What is required: Reproduce every line of the entries below word for word, with no changes.

..............................

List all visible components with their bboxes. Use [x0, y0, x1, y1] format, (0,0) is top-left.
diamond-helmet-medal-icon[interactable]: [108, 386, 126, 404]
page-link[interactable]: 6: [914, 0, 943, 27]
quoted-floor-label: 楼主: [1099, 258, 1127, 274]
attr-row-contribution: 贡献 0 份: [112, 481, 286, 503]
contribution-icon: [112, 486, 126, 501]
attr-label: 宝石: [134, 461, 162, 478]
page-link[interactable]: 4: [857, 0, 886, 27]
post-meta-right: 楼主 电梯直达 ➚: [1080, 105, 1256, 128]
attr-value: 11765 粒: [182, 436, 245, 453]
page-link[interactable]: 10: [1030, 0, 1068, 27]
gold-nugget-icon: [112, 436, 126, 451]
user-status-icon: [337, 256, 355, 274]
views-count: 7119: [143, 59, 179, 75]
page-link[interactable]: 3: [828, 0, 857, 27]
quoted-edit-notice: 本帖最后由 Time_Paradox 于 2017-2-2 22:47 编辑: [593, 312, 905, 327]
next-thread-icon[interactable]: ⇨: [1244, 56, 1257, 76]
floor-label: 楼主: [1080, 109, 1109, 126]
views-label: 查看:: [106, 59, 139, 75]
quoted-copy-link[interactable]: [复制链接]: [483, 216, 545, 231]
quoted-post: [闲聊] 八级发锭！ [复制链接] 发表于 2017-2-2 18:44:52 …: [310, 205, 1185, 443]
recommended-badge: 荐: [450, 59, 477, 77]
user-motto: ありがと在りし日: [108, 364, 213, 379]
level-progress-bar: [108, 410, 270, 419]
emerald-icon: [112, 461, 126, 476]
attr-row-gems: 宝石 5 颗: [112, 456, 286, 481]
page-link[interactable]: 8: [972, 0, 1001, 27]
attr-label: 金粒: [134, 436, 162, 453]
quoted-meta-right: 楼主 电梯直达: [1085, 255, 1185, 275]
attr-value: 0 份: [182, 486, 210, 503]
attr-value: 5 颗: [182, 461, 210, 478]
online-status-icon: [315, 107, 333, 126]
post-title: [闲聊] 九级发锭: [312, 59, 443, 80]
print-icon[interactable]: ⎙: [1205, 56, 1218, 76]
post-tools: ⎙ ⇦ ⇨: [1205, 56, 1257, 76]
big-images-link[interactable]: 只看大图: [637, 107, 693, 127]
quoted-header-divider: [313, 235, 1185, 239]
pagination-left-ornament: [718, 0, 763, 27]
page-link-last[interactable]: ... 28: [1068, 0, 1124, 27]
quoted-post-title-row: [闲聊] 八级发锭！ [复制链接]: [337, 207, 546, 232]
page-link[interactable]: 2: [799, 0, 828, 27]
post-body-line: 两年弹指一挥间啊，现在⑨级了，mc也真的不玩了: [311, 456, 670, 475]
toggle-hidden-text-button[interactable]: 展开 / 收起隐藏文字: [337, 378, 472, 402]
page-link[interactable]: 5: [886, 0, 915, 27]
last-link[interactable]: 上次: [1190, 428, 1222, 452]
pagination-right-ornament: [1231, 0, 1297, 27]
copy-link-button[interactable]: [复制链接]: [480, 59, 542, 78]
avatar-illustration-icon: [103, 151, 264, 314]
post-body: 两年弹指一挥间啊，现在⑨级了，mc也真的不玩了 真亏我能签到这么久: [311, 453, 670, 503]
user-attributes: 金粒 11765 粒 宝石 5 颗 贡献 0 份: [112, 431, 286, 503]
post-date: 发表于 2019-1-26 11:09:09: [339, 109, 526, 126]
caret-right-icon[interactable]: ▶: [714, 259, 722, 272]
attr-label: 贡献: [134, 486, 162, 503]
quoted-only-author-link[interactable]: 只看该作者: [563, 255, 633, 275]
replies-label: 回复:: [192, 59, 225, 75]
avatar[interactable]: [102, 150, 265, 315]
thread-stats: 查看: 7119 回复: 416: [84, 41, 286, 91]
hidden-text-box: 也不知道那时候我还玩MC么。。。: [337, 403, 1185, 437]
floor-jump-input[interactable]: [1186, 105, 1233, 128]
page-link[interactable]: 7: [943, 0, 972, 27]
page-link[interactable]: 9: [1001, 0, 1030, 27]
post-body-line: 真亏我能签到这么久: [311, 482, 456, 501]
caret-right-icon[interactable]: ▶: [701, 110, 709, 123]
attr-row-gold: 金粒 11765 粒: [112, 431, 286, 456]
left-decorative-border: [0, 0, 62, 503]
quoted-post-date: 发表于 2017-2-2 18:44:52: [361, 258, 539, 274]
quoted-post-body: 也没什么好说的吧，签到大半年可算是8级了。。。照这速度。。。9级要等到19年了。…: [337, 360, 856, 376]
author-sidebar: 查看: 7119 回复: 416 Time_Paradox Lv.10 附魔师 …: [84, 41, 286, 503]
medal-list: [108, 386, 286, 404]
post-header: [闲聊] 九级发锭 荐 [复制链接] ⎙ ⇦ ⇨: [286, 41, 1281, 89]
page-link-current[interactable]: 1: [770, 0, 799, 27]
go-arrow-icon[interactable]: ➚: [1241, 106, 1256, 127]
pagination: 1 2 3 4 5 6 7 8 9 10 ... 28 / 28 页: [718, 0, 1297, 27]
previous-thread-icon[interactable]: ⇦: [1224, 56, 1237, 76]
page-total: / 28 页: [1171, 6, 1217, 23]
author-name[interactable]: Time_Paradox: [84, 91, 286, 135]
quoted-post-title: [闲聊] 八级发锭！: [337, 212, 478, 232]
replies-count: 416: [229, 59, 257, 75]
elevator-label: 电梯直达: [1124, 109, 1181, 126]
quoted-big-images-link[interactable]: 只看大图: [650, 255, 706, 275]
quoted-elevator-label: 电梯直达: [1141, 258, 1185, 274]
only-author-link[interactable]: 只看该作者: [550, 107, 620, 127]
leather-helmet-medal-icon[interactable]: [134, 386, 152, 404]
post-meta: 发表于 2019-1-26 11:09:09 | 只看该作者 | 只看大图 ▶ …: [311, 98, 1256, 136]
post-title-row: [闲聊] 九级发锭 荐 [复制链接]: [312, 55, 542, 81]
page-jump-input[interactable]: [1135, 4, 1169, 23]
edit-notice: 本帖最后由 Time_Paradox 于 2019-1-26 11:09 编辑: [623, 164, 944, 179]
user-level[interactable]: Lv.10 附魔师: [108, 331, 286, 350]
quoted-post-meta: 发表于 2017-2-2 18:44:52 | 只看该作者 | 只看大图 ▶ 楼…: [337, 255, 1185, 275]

..............................

Correct output:
List all visible components with their bboxes. Use [x0, y0, x1, y1] format, (0,0) is top-left.
diamond-helmet-medal-icon[interactable]: [108, 386, 126, 404]
page-link[interactable]: 6: [914, 0, 943, 27]
quoted-floor-label: 楼主: [1099, 258, 1127, 274]
attr-row-contribution: 贡献 0 份: [112, 481, 286, 503]
contribution-icon: [112, 486, 126, 501]
attr-label: 宝石: [134, 461, 162, 478]
page-link[interactable]: 4: [857, 0, 886, 27]
post-meta-right: 楼主 电梯直达 ➚: [1080, 105, 1256, 128]
attr-value: 11765 粒: [182, 436, 245, 453]
page-link[interactable]: 10: [1030, 0, 1068, 27]
gold-nugget-icon: [112, 436, 126, 451]
user-status-icon: [337, 256, 355, 274]
views-count: 7119: [143, 59, 179, 75]
page-link[interactable]: 3: [828, 0, 857, 27]
quoted-edit-notice: 本帖最后由 Time_Paradox 于 2017-2-2 22:47 编辑: [593, 312, 905, 327]
next-thread-icon[interactable]: ⇨: [1244, 56, 1257, 76]
floor-label: 楼主: [1080, 109, 1109, 126]
views-label: 查看:: [106, 59, 139, 75]
quoted-copy-link[interactable]: [复制链接]: [483, 216, 545, 231]
quoted-post: [闲聊] 八级发锭！ [复制链接] 发表于 2017-2-2 18:44:52 …: [310, 205, 1185, 443]
recommended-badge: 荐: [450, 59, 477, 77]
user-motto: ありがと在りし日: [108, 364, 213, 379]
level-progress-bar: [108, 410, 270, 419]
emerald-icon: [112, 461, 126, 476]
attr-row-gems: 宝石 5 颗: [112, 456, 286, 481]
page-link[interactable]: 8: [972, 0, 1001, 27]
attr-label: 金粒: [134, 436, 162, 453]
quoted-meta-right: 楼主 电梯直达: [1085, 255, 1185, 275]
attr-value: 0 份: [182, 486, 210, 503]
attr-value: 5 颗: [182, 461, 210, 478]
online-status-icon: [315, 107, 333, 126]
post-title: [闲聊] 九级发锭: [312, 59, 443, 80]
print-icon[interactable]: ⎙: [1205, 56, 1218, 76]
post-tools: ⎙ ⇦ ⇨: [1205, 56, 1257, 76]
big-images-link[interactable]: 只看大图: [637, 107, 693, 127]
quoted-header-divider: [313, 235, 1185, 239]
pagination-left-ornament: [718, 0, 763, 27]
page-link-last[interactable]: ... 28: [1068, 0, 1124, 27]
quoted-post-title-row: [闲聊] 八级发锭！ [复制链接]: [337, 207, 546, 232]
page-link[interactable]: 2: [799, 0, 828, 27]
post-body-line: 两年弹指一挥间啊，现在⑨级了，mc也真的不玩了: [311, 456, 670, 475]
toggle-hidden-text-button[interactable]: 展开 / 收起隐藏文字: [337, 378, 472, 402]
page-link[interactable]: 5: [886, 0, 915, 27]
last-link[interactable]: 上次: [1190, 428, 1222, 452]
pagination-right-ornament: [1231, 0, 1297, 27]
copy-link-button[interactable]: [复制链接]: [480, 59, 542, 78]
avatar-illustration-icon: [103, 151, 264, 314]
post-body: 两年弹指一挥间啊，现在⑨级了，mc也真的不玩了 真亏我能签到这么久: [311, 453, 670, 503]
user-attributes: 金粒 11765 粒 宝石 5 颗 贡献 0 份: [112, 431, 286, 503]
post-date: 发表于 2019-1-26 11:09:09: [339, 109, 526, 126]
caret-right-icon[interactable]: ▶: [714, 259, 722, 272]
attr-label: 贡献: [134, 486, 162, 503]
quoted-only-author-link[interactable]: 只看该作者: [563, 255, 633, 275]
replies-label: 回复:: [192, 59, 225, 75]
avatar[interactable]: [102, 150, 265, 315]
thread-stats: 查看: 7119 回复: 416: [84, 41, 286, 91]
hidden-text-box: 也不知道那时候我还玩MC么。。。: [337, 403, 1185, 437]
floor-jump-input[interactable]: [1186, 105, 1233, 128]
page-link[interactable]: 7: [943, 0, 972, 27]
page-link[interactable]: 9: [1001, 0, 1030, 27]
post-body-line: 真亏我能签到这么久: [311, 482, 456, 501]
caret-right-icon[interactable]: ▶: [701, 110, 709, 123]
attr-row-gold: 金粒 11765 粒: [112, 431, 286, 456]
left-decorative-border: [0, 0, 62, 503]
quoted-post-date: 发表于 2017-2-2 18:44:52: [361, 258, 539, 274]
quoted-post-body: 也没什么好说的吧，签到大半年可算是8级了。。。照这速度。。。9级要等到19年了。…: [337, 360, 856, 376]
author-sidebar: 查看: 7119 回复: 416 Time_Paradox Lv.10 附魔师 …: [84, 41, 286, 503]
medal-list: [108, 386, 286, 404]
post-header: [闲聊] 九级发锭 荐 [复制链接] ⎙ ⇦ ⇨: [286, 41, 1281, 89]
page-link-current[interactable]: 1: [770, 0, 799, 27]
go-arrow-icon[interactable]: ➚: [1241, 106, 1256, 127]
pagination: 1 2 3 4 5 6 7 8 9 10 ... 28 / 28 页: [718, 0, 1297, 27]
previous-thread-icon[interactable]: ⇦: [1224, 56, 1237, 76]
page-total: / 28 页: [1171, 6, 1217, 23]
author-name[interactable]: Time_Paradox: [84, 91, 286, 135]
quoted-post-title: [闲聊] 八级发锭！: [337, 212, 478, 232]
replies-count: 416: [229, 59, 257, 75]
elevator-label: 电梯直达: [1124, 109, 1181, 126]
quoted-big-images-link[interactable]: 只看大图: [650, 255, 706, 275]
quoted-elevator-label: 电梯直达: [1141, 258, 1185, 274]
only-author-link[interactable]: 只看该作者: [550, 107, 620, 127]
leather-helmet-medal-icon[interactable]: [134, 386, 152, 404]
post-meta: 发表于 2019-1-26 11:09:09 | 只看该作者 | 只看大图 ▶ …: [311, 98, 1256, 136]
post-title-row: [闲聊] 九级发锭 荐 [复制链接]: [312, 55, 542, 81]
page-jump-input[interactable]: [1135, 4, 1169, 23]
edit-notice: 本帖最后由 Time_Paradox 于 2019-1-26 11:09 编辑: [623, 164, 944, 179]
user-level[interactable]: Lv.10 附魔师: [108, 331, 286, 350]
quoted-post-meta: 发表于 2017-2-2 18:44:52 | 只看该作者 | 只看大图 ▶ 楼…: [337, 255, 1185, 275]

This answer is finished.